Work to do: Reproduce the listing verbatim.

--- START Records supplied ---

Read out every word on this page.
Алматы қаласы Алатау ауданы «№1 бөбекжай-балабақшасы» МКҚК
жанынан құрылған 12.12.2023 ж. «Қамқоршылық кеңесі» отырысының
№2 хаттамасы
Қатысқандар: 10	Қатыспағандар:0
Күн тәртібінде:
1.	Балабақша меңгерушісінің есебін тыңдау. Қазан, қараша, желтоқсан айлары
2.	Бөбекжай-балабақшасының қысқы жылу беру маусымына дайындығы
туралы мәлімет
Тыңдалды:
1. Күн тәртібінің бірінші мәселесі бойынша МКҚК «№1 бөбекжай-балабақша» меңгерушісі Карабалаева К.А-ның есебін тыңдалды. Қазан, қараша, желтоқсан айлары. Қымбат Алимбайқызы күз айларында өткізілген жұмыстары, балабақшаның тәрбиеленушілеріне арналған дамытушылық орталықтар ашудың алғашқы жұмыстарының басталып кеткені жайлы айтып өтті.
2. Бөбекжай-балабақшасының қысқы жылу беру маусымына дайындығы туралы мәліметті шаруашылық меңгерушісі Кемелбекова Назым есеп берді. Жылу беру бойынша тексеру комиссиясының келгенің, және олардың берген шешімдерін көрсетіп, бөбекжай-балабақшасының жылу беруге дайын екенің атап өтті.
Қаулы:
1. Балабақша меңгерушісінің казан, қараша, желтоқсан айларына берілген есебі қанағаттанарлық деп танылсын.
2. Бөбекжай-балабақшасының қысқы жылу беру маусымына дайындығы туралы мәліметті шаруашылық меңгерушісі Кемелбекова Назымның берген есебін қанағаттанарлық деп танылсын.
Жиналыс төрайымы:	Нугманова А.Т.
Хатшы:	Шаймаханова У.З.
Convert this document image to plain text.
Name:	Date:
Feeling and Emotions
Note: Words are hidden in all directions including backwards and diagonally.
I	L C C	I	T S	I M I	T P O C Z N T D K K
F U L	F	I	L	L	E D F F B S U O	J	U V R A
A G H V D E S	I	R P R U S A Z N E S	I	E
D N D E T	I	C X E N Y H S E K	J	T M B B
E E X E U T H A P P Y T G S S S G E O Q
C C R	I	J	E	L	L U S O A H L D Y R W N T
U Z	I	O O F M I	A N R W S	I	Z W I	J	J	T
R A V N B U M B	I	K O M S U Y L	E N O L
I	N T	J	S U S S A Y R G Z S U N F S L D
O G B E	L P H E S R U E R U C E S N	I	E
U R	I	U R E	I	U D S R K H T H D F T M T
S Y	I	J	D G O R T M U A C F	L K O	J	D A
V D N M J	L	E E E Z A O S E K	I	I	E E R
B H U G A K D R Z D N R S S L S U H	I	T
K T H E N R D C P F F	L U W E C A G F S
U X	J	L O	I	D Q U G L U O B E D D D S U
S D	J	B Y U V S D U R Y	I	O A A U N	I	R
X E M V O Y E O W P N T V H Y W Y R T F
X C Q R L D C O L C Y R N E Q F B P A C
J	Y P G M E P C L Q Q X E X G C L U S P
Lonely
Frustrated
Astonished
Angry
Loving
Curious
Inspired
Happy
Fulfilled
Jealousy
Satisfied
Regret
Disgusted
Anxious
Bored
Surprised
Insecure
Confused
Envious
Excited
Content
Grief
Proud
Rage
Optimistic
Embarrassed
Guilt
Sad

--- END Records supplied ---

Full solution:
Read out every word on this page.
Алматы қаласы Алатау ауданы «№1 бөбекжай-балабақшасы» МКҚК
жанынан құрылған 12.12.2023 ж. «Қамқоршылық кеңесі» отырысының
№2 хаттамасы
Қатысқандар: 10	Қатыспағандар:0
Күн тәртібінде:
1.	Балабақша меңгерушісінің есебін тыңдау. Қазан, қараша, желтоқсан айлары
2.	Бөбекжай-балабақшасының қысқы жылу беру маусымына дайындығы
туралы мәлімет
Тыңдалды:
1. Күн тәртібінің бірінші мәселесі бойынша МКҚК «№1 бөбекжай-балабақша» меңгерушісі Карабалаева К.А-ның есебін тыңдалды. Қазан, қараша, желтоқсан айлары. Қымбат Алимбайқызы күз айларында өткізілген жұмыстары, балабақшаның тәрбиеленушілеріне арналған дамытушылық орталықтар ашудың алғашқы жұмыстарының басталып кеткені жайлы айтып өтті.
2. Бөбекжай-балабақшасының қысқы жылу беру маусымына дайындығы туралы мәліметті шаруашылық меңгерушісі Кемелбекова Назым есеп берді. Жылу беру бойынша тексеру комиссиясының келгенің, және олардың берген шешімдерін көрсетіп, бөбекжай-балабақшасының жылу беруге дайын екенің атап өтті.
Қаулы:
1. Балабақша меңгерушісінің казан, қараша, желтоқсан айларына берілген есебі қанағаттанарлық деп танылсын.
2. Бөбекжай-балабақшасының қысқы жылу беру маусымына дайындығы туралы мәліметті шаруашылық меңгерушісі Кемелбекова Назымның берген есебін қанағаттанарлық деп танылсын.
Жиналыс төрайымы:	Нугманова А.Т.
Хатшы:	Шаймаханова У.З.
Convert this document image to plain text.
Name:	Date:
Feeling and Emotions
Note: Words are hidden in all directions including backwards and diagonally.
I	L C C	I	T S	I M I	T P O C Z N T D K K
F U L	F	I	L	L	E D F F B S U O	J	U V R A
A G H V D E S	I	R P R U S A Z N E S	I	E
D N D E T	I	C X E N Y H S E K	J	T M B B
E E X E U T H A P P Y T G S S S G E O Q
C C R	I	J	E	L	L U S O A H L D Y R W N T
U Z	I	O O F M I	A N R W S	I	Z W I	J	J	T
R A V N B U M B	I	K O M S U Y L	E N O L
I	N T	J	S U S S A Y R G Z S U N F S L D
O G B E	L P H E S R U E R U C E S N	I	E
U R	I	U R E	I	U D S R K H T H D F T M T
S Y	I	J	D G O R T M U A C F	L K O	J	D A
V D N M J	L	E E E Z A O S E K	I	I	E E R
B H U G A K D R Z D N R S S L S U H	I	T
K T H E N R D C P F F	L U W E C A G F S
U X	J	L O	I	D Q U G L U O B E D D D S U
S D	J	B Y U V S D U R Y	I	O A A U N	I	R
X E M V O Y E O W P N T V H Y W Y R T F
X C Q R L D C O L C Y R N E Q F B P A C
J	Y P G M E P C L Q Q X E X G C L U S P
Lonely
Frustrated
Astonished
Angry
Loving
Curious
Inspired
Happy
Fulfilled
Jealousy
Satisfied
Regret
Disgusted
Anxious
Bored
Surprised
Insecure
Confused
Envious
Excited
Content
Grief
Proud
Rage
Optimistic
Embarrassed
Guilt
Sad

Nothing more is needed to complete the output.